:: DATASET RECORDS ::

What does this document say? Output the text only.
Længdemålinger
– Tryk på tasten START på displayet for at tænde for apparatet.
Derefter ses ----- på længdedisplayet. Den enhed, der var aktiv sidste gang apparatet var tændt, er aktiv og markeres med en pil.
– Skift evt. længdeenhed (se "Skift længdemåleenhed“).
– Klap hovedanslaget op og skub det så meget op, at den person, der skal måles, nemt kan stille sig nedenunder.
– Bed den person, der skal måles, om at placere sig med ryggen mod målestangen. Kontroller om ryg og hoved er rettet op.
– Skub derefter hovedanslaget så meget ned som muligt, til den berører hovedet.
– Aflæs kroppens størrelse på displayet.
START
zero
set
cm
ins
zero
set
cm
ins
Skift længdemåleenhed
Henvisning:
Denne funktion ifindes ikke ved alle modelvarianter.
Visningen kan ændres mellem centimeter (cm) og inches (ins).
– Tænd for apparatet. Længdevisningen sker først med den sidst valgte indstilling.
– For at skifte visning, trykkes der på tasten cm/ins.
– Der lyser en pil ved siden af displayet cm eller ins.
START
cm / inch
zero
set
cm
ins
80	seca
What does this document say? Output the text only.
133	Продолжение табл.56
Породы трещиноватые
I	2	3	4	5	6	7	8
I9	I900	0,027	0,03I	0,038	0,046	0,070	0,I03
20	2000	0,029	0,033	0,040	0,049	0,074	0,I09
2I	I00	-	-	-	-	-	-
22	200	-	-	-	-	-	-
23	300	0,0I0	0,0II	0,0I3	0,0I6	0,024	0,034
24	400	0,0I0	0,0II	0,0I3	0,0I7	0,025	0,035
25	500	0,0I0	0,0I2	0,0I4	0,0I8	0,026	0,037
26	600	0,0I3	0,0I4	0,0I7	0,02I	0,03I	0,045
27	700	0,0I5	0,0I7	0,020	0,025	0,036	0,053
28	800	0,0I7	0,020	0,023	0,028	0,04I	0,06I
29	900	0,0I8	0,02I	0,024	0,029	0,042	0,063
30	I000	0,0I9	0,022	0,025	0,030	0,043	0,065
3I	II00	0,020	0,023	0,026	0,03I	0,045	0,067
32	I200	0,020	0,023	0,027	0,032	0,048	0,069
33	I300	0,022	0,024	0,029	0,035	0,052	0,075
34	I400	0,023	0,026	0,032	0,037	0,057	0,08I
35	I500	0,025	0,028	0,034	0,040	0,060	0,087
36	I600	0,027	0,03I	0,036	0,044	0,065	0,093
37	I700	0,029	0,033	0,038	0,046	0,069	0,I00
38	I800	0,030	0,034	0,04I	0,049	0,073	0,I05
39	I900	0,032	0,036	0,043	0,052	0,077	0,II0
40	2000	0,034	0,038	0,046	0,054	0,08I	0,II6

:::

**TASK DESCRIPTION:**
Output every entry shown above, exactly.

**FULL ANSWER:**
What does this document say? Output the text only.
Længdemålinger
– Tryk på tasten START på displayet for at tænde for apparatet.
Derefter ses ----- på længdedisplayet. Den enhed, der var aktiv sidste gang apparatet var tændt, er aktiv og markeres med en pil.
– Skift evt. længdeenhed (se "Skift længdemåleenhed“).
– Klap hovedanslaget op og skub det så meget op, at den person, der skal måles, nemt kan stille sig nedenunder.
– Bed den person, der skal måles, om at placere sig med ryggen mod målestangen. Kontroller om ryg og hoved er rettet op.
– Skub derefter hovedanslaget så meget ned som muligt, til den berører hovedet.
– Aflæs kroppens størrelse på displayet.
START
zero
set
cm
ins
zero
set
cm
ins
Skift længdemåleenhed
Henvisning:
Denne funktion ifindes ikke ved alle modelvarianter.
Visningen kan ændres mellem centimeter (cm) og inches (ins).
– Tænd for apparatet. Længdevisningen sker først med den sidst valgte indstilling.
– For at skifte visning, trykkes der på tasten cm/ins.
– Der lyser en pil ved siden af displayet cm eller ins.
START
cm / inch
zero
set
cm
ins
80	seca
What does this document say? Output the text only.
133	Продолжение табл.56
Породы трещиноватые
I	2	3	4	5	6	7	8
I9	I900	0,027	0,03I	0,038	0,046	0,070	0,I03
20	2000	0,029	0,033	0,040	0,049	0,074	0,I09
2I	I00	-	-	-	-	-	-
22	200	-	-	-	-	-	-
23	300	0,0I0	0,0II	0,0I3	0,0I6	0,024	0,034
24	400	0,0I0	0,0II	0,0I3	0,0I7	0,025	0,035
25	500	0,0I0	0,0I2	0,0I4	0,0I8	0,026	0,037
26	600	0,0I3	0,0I4	0,0I7	0,02I	0,03I	0,045
27	700	0,0I5	0,0I7	0,020	0,025	0,036	0,053
28	800	0,0I7	0,020	0,023	0,028	0,04I	0,06I
29	900	0,0I8	0,02I	0,024	0,029	0,042	0,063
30	I000	0,0I9	0,022	0,025	0,030	0,043	0,065
3I	II00	0,020	0,023	0,026	0,03I	0,045	0,067
32	I200	0,020	0,023	0,027	0,032	0,048	0,069
33	I300	0,022	0,024	0,029	0,035	0,052	0,075
34	I400	0,023	0,026	0,032	0,037	0,057	0,08I
35	I500	0,025	0,028	0,034	0,040	0,060	0,087
36	I600	0,027	0,03I	0,036	0,044	0,065	0,093
37	I700	0,029	0,033	0,038	0,046	0,069	0,I00
38	I800	0,030	0,034	0,04I	0,049	0,073	0,I05
39	I900	0,032	0,036	0,043	0,052	0,077	0,II0
40	2000	0,034	0,038	0,046	0,054	0,08I	0,II6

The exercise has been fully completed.